# EXERCISE PROMPT
Look through the records below, and copy out every line that holds the string "value".

### RECORDS FOR PROCESSING ###

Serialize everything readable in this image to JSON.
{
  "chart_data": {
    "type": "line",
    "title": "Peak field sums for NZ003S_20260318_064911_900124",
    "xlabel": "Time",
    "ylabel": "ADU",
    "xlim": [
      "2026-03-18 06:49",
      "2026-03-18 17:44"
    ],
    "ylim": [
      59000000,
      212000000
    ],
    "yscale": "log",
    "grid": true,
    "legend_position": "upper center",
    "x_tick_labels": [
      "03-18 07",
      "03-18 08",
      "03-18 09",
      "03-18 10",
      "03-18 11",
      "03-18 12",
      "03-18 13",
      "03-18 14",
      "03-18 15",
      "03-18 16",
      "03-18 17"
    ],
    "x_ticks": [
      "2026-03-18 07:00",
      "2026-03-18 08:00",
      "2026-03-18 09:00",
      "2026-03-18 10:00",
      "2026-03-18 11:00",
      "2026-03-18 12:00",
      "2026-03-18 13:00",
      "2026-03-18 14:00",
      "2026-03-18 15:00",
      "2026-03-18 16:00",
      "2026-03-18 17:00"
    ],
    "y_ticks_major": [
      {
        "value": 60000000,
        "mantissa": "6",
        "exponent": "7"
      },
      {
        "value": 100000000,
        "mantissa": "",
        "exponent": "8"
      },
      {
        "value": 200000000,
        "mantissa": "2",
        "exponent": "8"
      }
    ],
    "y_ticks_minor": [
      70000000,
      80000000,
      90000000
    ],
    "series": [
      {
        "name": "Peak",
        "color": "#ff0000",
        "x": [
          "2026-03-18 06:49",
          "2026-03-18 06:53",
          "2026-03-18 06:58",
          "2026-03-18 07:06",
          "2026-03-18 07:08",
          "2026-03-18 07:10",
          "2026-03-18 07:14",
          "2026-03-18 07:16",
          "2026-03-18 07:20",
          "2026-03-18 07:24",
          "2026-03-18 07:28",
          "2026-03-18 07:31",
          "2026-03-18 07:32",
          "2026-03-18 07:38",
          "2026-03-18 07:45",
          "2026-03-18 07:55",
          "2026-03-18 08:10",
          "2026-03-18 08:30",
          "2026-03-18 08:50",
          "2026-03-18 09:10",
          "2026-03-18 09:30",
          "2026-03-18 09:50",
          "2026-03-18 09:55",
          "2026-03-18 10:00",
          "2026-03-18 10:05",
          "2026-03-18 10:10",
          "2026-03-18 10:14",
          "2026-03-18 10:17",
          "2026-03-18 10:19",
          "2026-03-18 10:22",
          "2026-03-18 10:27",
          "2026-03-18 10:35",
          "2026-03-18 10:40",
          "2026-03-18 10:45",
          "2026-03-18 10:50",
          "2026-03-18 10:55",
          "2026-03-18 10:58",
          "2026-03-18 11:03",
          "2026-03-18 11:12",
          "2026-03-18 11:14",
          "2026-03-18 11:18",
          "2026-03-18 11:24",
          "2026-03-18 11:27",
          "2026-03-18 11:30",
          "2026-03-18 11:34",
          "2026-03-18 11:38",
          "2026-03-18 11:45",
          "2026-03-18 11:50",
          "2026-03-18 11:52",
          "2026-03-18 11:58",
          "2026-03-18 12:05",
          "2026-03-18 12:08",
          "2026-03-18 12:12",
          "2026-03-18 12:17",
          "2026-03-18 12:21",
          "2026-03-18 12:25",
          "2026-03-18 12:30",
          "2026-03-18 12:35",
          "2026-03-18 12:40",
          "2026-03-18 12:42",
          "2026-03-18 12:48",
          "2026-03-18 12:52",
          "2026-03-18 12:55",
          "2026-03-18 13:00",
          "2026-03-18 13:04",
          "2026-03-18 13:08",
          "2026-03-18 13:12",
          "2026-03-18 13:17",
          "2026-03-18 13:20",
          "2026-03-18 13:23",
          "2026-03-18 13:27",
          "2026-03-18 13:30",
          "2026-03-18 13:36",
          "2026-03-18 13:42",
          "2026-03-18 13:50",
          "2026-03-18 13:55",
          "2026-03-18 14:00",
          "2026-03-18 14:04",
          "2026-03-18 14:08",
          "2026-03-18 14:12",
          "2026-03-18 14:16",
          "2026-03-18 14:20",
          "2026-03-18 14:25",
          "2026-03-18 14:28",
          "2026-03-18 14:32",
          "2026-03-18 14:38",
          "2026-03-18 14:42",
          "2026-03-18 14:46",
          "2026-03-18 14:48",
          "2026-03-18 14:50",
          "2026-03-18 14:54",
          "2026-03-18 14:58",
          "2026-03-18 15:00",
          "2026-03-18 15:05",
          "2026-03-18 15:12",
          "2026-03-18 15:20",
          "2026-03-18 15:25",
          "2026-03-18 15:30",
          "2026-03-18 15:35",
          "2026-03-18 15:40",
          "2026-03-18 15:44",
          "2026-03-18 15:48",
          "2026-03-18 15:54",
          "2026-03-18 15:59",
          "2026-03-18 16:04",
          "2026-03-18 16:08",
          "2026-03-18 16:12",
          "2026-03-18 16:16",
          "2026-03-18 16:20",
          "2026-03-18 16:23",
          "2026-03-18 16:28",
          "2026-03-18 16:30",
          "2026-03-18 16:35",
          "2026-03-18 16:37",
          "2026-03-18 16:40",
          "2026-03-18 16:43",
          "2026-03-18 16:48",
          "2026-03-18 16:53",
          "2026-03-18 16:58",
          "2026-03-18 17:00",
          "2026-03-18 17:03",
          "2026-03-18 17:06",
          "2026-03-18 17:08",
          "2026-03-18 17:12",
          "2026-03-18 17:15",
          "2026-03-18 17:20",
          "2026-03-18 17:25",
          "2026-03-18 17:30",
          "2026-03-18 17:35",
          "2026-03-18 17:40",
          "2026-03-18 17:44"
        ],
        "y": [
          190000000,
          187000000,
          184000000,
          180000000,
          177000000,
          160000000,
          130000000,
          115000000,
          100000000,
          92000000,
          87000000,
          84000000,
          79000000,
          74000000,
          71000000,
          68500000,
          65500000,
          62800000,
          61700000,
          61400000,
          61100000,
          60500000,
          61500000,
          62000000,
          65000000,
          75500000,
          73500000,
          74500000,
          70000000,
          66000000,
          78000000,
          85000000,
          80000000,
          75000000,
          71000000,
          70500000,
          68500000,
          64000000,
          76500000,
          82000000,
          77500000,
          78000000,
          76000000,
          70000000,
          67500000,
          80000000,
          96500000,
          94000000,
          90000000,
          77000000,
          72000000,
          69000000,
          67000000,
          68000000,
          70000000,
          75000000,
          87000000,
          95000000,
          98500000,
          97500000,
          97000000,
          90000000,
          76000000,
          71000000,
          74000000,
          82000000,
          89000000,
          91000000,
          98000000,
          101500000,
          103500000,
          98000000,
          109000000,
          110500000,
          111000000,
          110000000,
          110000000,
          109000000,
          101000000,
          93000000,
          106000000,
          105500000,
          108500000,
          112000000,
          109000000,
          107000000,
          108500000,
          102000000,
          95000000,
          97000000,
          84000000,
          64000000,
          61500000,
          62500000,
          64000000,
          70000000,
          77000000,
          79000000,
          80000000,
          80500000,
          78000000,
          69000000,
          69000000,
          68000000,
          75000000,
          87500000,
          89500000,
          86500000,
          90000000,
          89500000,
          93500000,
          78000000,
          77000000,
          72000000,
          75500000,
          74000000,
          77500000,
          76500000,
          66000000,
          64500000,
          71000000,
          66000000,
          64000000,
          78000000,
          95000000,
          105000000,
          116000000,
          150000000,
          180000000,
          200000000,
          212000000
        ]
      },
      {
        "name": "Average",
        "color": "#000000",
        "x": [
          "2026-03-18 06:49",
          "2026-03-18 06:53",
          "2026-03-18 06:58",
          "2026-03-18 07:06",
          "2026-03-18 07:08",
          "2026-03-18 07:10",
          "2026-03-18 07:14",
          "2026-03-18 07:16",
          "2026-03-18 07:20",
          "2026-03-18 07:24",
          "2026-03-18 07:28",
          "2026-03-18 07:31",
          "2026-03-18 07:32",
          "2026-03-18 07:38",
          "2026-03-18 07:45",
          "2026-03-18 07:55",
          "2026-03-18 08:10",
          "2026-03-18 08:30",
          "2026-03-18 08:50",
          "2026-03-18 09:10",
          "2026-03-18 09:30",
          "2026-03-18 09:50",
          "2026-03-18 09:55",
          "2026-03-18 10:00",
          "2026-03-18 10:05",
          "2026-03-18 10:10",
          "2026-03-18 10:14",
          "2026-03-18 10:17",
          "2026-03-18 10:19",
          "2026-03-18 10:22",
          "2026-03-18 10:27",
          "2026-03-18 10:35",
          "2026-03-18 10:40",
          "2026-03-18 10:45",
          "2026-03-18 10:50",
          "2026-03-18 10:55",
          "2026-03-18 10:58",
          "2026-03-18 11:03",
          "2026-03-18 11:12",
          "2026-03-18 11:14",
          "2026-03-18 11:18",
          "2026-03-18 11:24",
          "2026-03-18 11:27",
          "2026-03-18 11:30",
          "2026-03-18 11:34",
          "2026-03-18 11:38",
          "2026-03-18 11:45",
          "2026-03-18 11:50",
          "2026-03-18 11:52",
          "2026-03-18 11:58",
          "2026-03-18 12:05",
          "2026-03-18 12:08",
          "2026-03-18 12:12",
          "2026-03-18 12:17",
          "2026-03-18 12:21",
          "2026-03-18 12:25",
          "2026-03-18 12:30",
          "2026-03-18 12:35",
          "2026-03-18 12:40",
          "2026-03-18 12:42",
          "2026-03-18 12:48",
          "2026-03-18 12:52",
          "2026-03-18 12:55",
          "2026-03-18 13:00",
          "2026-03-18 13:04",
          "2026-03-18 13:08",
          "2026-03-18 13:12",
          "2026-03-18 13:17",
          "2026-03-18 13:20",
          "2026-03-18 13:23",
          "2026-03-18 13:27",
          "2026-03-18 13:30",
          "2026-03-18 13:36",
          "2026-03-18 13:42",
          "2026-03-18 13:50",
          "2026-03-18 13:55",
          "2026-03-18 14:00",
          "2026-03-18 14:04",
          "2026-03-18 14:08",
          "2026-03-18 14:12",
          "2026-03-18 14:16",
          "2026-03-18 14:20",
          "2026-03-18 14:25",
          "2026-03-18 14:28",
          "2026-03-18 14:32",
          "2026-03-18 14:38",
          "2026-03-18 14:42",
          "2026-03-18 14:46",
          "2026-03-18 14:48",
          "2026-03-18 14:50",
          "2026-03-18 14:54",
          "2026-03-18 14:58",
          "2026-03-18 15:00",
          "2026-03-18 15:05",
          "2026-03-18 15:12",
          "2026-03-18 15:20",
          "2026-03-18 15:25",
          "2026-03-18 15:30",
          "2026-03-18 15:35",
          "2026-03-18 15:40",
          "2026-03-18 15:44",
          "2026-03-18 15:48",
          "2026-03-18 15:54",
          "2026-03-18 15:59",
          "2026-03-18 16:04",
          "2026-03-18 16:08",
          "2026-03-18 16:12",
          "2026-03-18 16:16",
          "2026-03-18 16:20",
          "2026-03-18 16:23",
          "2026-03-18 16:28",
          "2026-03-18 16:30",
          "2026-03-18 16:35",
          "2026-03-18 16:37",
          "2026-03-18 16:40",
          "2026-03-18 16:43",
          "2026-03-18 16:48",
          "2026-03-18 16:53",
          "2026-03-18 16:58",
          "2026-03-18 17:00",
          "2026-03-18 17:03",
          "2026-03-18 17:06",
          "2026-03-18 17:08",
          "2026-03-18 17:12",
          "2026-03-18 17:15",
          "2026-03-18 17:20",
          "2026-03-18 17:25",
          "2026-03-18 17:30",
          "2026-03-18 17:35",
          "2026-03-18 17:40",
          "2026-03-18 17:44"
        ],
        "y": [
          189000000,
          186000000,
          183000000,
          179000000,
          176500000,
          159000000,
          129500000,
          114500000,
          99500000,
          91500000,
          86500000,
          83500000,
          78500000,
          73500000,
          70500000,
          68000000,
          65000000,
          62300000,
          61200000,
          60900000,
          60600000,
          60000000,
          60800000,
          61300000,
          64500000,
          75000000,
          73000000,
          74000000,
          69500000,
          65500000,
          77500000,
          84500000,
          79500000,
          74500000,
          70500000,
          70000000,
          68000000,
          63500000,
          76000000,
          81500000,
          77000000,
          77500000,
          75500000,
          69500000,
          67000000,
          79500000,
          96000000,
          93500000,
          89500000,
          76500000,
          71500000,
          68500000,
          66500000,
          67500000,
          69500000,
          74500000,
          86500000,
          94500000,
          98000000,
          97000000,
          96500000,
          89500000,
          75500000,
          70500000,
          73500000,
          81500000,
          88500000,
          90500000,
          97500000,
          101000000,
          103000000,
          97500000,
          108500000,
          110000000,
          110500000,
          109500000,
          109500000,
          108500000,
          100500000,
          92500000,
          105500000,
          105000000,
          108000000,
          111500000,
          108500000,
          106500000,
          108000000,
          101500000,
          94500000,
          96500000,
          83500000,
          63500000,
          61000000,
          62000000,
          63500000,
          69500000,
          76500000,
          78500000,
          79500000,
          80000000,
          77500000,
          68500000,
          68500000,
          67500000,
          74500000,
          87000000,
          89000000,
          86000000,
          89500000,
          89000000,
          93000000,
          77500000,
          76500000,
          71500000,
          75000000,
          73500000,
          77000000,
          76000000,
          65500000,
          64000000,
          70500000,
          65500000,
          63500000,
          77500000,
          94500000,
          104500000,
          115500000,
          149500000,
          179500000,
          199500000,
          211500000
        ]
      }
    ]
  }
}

###

# ANSWER
        "value": 60000000,
        "value": 100000000,
        "value": 200000000,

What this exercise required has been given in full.